(Teks Bacaan):
|---|

Senin, September 09, 2013

Selamatkan NU dari Pengaruh JIL dan SYIAH



selamatkan NU

Syi’ah, di sana Menghujat Sahabat di sini Jualan Ukhuwah
Slogan mengedepankan ukhuwah Islamiyah dan persatuan yang dilontarkan tokoh Syi’ah di Indoneia ditepis oleh pengamat aliran sesat di Indonesia. Ukhuwah Islamiyah yang mana? Mereka (Syi’ah) menghina para sahabat, sedang kita Ahlus Sunnah menghormati para shabat Nabi shallallahu ‘alaihi wa sallam.

|---|

(Item yang Ditampilkan):
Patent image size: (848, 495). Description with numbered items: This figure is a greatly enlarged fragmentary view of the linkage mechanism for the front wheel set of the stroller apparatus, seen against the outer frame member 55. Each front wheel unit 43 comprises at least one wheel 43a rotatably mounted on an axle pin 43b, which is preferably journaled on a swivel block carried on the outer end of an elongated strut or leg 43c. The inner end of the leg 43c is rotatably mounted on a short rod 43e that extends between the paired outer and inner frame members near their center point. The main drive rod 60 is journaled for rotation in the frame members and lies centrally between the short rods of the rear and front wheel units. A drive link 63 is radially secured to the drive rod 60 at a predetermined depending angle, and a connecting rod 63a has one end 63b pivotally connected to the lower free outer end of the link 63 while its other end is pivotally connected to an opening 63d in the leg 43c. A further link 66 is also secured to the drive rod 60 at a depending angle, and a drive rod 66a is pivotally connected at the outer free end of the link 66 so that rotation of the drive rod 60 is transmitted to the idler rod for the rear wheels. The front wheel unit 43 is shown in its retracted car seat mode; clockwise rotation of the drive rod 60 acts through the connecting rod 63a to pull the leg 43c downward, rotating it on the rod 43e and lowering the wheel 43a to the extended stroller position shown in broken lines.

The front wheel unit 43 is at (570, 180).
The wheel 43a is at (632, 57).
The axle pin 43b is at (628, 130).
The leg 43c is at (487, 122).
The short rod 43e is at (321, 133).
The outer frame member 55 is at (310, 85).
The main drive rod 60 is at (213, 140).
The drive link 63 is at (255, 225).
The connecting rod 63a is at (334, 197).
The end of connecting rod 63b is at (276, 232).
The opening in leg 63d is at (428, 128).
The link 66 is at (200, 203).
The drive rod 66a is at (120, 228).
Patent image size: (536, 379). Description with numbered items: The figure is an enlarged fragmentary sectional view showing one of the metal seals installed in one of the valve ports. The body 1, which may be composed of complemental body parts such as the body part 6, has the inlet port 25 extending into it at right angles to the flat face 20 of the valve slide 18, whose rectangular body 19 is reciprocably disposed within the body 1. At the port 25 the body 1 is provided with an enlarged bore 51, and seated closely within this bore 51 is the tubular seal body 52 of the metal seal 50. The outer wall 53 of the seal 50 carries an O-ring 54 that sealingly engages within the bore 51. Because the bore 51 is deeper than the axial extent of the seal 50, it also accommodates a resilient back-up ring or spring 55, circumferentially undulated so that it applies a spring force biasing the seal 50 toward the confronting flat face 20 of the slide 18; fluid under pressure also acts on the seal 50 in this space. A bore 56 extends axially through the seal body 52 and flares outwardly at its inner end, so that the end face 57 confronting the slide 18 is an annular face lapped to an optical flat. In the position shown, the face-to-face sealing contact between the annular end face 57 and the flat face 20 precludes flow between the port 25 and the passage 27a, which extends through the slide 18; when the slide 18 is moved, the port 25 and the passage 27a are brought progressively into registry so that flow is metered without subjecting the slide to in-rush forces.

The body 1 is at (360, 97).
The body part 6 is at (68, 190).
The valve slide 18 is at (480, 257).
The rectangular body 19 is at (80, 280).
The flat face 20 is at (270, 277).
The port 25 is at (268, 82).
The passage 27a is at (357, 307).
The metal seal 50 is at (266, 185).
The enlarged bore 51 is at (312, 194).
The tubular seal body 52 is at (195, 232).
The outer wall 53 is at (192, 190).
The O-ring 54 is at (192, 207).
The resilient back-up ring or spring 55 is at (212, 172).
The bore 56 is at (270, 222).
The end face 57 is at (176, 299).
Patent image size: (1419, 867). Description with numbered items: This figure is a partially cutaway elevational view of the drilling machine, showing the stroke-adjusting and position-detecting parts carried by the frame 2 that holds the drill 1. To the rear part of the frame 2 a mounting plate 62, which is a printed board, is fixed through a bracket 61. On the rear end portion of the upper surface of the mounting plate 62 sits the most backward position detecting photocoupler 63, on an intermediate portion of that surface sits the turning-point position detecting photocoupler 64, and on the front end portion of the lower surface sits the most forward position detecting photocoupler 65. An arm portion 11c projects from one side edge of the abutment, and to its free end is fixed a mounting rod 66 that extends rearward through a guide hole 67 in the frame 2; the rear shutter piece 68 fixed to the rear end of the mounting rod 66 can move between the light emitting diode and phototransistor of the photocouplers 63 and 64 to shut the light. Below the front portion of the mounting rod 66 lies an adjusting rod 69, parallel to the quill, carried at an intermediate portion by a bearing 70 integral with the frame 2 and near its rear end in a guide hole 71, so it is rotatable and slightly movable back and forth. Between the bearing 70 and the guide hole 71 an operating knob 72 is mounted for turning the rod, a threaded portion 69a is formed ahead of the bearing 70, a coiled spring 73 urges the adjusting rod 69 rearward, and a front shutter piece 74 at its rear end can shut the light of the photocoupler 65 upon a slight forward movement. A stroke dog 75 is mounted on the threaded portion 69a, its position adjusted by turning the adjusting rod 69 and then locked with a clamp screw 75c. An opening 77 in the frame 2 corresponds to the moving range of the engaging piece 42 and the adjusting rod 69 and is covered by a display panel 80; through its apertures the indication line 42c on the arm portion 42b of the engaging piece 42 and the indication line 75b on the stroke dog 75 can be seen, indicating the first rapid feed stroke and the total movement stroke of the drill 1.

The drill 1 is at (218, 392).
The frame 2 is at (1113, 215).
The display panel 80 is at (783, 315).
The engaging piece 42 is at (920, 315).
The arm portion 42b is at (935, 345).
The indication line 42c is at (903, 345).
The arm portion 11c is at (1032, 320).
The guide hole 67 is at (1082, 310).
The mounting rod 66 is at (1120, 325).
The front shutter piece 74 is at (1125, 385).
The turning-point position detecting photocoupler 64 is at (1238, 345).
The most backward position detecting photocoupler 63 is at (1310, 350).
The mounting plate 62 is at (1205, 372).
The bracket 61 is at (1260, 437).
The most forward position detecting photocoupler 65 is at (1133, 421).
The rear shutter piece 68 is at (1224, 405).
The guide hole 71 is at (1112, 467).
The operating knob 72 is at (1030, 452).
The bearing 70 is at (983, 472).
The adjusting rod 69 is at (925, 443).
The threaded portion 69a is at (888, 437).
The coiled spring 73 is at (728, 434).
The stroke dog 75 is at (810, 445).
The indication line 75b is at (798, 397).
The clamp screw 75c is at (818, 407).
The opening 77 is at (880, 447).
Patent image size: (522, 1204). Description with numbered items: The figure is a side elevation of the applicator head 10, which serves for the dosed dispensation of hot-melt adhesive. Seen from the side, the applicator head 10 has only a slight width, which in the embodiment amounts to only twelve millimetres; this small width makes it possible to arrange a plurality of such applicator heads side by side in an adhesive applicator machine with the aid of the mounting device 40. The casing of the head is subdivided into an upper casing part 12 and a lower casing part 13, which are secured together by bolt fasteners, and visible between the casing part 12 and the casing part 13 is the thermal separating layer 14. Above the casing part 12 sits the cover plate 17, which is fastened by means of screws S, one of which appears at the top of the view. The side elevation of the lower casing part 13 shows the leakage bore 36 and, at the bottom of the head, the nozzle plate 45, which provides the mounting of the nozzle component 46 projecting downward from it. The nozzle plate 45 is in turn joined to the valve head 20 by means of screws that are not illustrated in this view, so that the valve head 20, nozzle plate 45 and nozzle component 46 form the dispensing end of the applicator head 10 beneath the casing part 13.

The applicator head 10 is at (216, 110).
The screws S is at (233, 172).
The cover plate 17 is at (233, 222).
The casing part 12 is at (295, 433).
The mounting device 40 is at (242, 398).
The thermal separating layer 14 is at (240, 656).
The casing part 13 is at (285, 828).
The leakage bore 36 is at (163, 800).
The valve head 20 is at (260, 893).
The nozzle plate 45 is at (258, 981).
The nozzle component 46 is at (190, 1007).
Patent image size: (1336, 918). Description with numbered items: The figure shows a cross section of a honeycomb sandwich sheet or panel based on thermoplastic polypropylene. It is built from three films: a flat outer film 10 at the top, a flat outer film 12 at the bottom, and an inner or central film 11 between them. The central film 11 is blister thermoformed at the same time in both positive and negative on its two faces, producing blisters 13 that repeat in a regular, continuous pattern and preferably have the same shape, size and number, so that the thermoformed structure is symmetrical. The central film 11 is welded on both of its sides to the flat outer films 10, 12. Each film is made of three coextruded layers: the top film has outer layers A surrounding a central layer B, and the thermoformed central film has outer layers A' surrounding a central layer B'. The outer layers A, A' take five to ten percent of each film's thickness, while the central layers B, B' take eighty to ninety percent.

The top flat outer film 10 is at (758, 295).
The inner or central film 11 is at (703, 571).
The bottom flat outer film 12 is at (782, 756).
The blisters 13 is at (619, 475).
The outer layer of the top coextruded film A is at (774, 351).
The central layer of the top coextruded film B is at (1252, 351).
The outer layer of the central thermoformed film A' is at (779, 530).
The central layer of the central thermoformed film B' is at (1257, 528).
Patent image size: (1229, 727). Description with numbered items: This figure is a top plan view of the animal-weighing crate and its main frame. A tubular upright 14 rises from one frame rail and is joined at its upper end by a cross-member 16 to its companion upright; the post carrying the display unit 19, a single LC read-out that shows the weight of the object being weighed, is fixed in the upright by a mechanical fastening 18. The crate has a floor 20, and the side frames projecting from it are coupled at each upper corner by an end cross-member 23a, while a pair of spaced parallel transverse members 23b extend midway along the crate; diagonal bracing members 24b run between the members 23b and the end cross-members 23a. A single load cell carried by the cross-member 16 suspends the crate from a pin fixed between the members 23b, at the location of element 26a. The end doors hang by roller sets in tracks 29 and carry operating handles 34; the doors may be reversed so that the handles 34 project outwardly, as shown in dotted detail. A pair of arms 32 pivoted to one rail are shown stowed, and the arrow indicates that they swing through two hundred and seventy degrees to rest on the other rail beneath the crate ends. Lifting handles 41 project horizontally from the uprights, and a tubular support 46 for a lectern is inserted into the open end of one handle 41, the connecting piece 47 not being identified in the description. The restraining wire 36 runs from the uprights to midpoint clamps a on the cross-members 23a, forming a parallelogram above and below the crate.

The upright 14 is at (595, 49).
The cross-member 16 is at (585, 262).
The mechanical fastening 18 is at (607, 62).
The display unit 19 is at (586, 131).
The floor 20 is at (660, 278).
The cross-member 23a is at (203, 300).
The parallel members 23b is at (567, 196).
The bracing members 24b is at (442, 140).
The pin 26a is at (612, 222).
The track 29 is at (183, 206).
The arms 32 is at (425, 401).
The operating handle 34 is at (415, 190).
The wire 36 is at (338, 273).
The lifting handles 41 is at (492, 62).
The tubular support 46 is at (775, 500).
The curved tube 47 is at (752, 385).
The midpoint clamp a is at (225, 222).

|---|

(Daftar Tugas):
A) Ringkaslah paragraf dalam teks bacaan yang diawali "Slogan mengedepankan ukhuwah" tanpa menghilangkan fakta utamanya.
B) Salinlah tanpa perubahan bagian teks bacaan yang dimulai dengan kata-kata "Selamatkan NU dari" dan diakhiri dengan "shallallahu ‘alaihi wa sallam.".
C) Teruskan teks bacaan tentang ukhuwah Islamiyah dan Syi'ah, dimulai sesudah kalimat terakhirnya.

(Jawaban):
A) Tokoh Syi'ah di Indonesia melontarkan slogan tentang ukhuwah Islamiyah dan persatuan, tetapi slogan tersebut ditepis oleh pengamat aliran sesat di Indonesia. Menurut pengamat itu, Syi'ah menghina para sahabat, sedangkan Ahlus Sunnah menghormati para sahabat Nabi shallallahu 'alaihi wa sallam.

B)
Selamatkan NU dari Pengaruh JIL dan SYIAH



selamatkan NU

Syi’ah, di sana Menghujat Sahabat di sini Jualan Ukhuwah
Slogan mengedepankan ukhuwah Islamiyah dan persatuan yang dilontarkan tokoh Syi’ah di Indoneia ditepis oleh pengamat aliran sesat di Indonesia. Ukhuwah Islamiyah yang mana? Mereka (Syi’ah) menghina para sahabat, sedang kita Ahlus Sunnah menghormati para shabat Nabi shallallahu ‘alaihi wa sallam.

C)
Para kyai NU (Nahdlatul Ulama) pun resah, ada indikasi masuknya paham Syiah di tubuh NU karena adanya amalan kader yang mulai tak selaras dengan NU. Dicontohkan, banyak kader NU yang menganggap pajak sama dengan zakat, padahal esensi keduanya jelas berbeda. “Ini jelas akibat pengaruh pemikir-pemikir Syiah yang pura-pura masuk NU,” tegas M. Zaim Ahmad Ma’soem juru bicara Forum Pengasuh Pondok Pesantren dalam pertemuan di Pondok Pesantren Langitan, Kecamatan Widang, Senin (29/2).
Lebih tegas dari itu dikatakan, NU dengan Syiah tidak bisa bekerjasama, karena bagaikan air dengan minyak.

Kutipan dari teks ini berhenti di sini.